Sama ta wizja musi być opisana nowym językiem. Obecny jest tak zamotany, że rozmywają się pojęcia. Nowy język musi opisywać rzeczywistość w sposób prawdopodobny. A trzeci to powrót do edukacji z elementami wychowania społecznego. Edukacja nie jest przygotowaniem do zawodu, jak chce tego biznes. Edukacja ma być społeczna. Musi uczyć życia społecznego, rozwoju wspólnej kultury, wartości, do rozumienia świata, w jakim żyjemy.
– Czy lewicę parlamentarną stać na sformułowanie takiej wizji?
– Część ludzi stać. Adrian Zandberg, Magdalena Biejat, Maciek Konieczny, Marcelina Zawisza to są ludzie, którzy potrafią pokazać nowe cele. Pytanie, czy nie pogrążą się w bieżących problemach życia politycznego.
– A jeżeli ugrzęzną, to co?
– Powstanie i zaktywizuje się pozaparlamentarna mocna lewicowa opcja, która nie pozwoli im dać zapomnieć o pryncypiach. Taką siłą jest i może być Polska Partia Socjalistyczna, to której właśnie wstąpiłam. Muszą więc czuć oddech za plecami.
-=-=-=-=-
**Treść polecenia:**
Proszę skopiować bez zmian fragment rozmowy o lewicy od „Sama ta wizja” do „sformułowanie takiej wizji?”.

**Wycinek zbioru danych:**
-=-=-=-=-
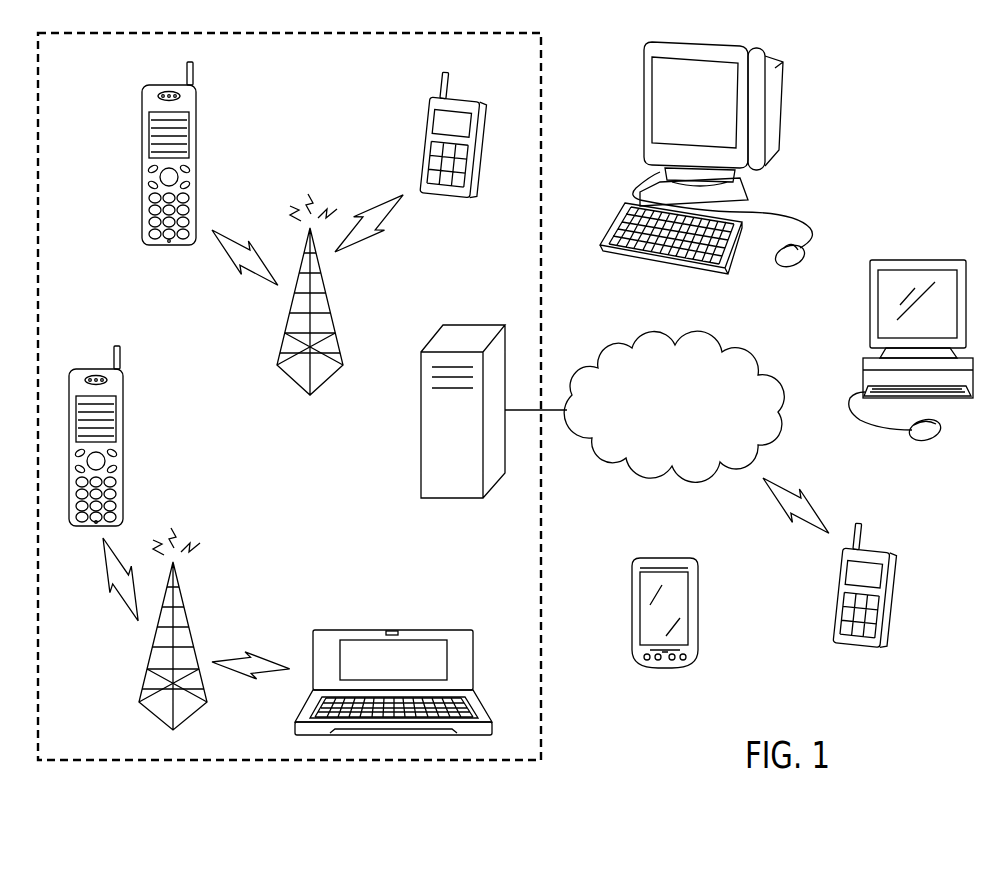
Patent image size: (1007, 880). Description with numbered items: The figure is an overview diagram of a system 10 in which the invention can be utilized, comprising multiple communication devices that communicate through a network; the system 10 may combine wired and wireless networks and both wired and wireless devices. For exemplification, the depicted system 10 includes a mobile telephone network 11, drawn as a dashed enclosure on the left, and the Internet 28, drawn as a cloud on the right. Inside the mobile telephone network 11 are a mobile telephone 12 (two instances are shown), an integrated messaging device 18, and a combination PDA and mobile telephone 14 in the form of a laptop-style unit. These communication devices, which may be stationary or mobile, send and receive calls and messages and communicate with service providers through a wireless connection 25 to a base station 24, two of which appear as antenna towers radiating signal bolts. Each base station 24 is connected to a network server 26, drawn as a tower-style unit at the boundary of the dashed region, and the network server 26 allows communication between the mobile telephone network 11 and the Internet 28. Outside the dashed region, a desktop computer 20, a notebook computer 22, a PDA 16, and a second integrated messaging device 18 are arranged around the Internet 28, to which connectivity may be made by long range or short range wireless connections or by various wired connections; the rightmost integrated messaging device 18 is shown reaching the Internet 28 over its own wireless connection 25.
-=-=-=-=-
**Rozwiązanie pisemne:**
Sama ta wizja musi być opisana nowym językiem. Obecny jest tak zamotany, że rozmywają się pojęcia. Nowy język musi opisywać rzeczywistość w sposób prawdopodobny. A trzeci to powrót do edukacji z elementami wychowania społecznego. Edukacja nie jest przygotowaniem do zawodu, jak chce tego biznes. Edukacja ma być społeczna. Musi uczyć życia społecznego, rozwoju wspólnej kultury, wartości, do rozumienia świata, w jakim żyjemy.
– Czy lewicę parlamentarną stać na sformułowanie takiej wizji?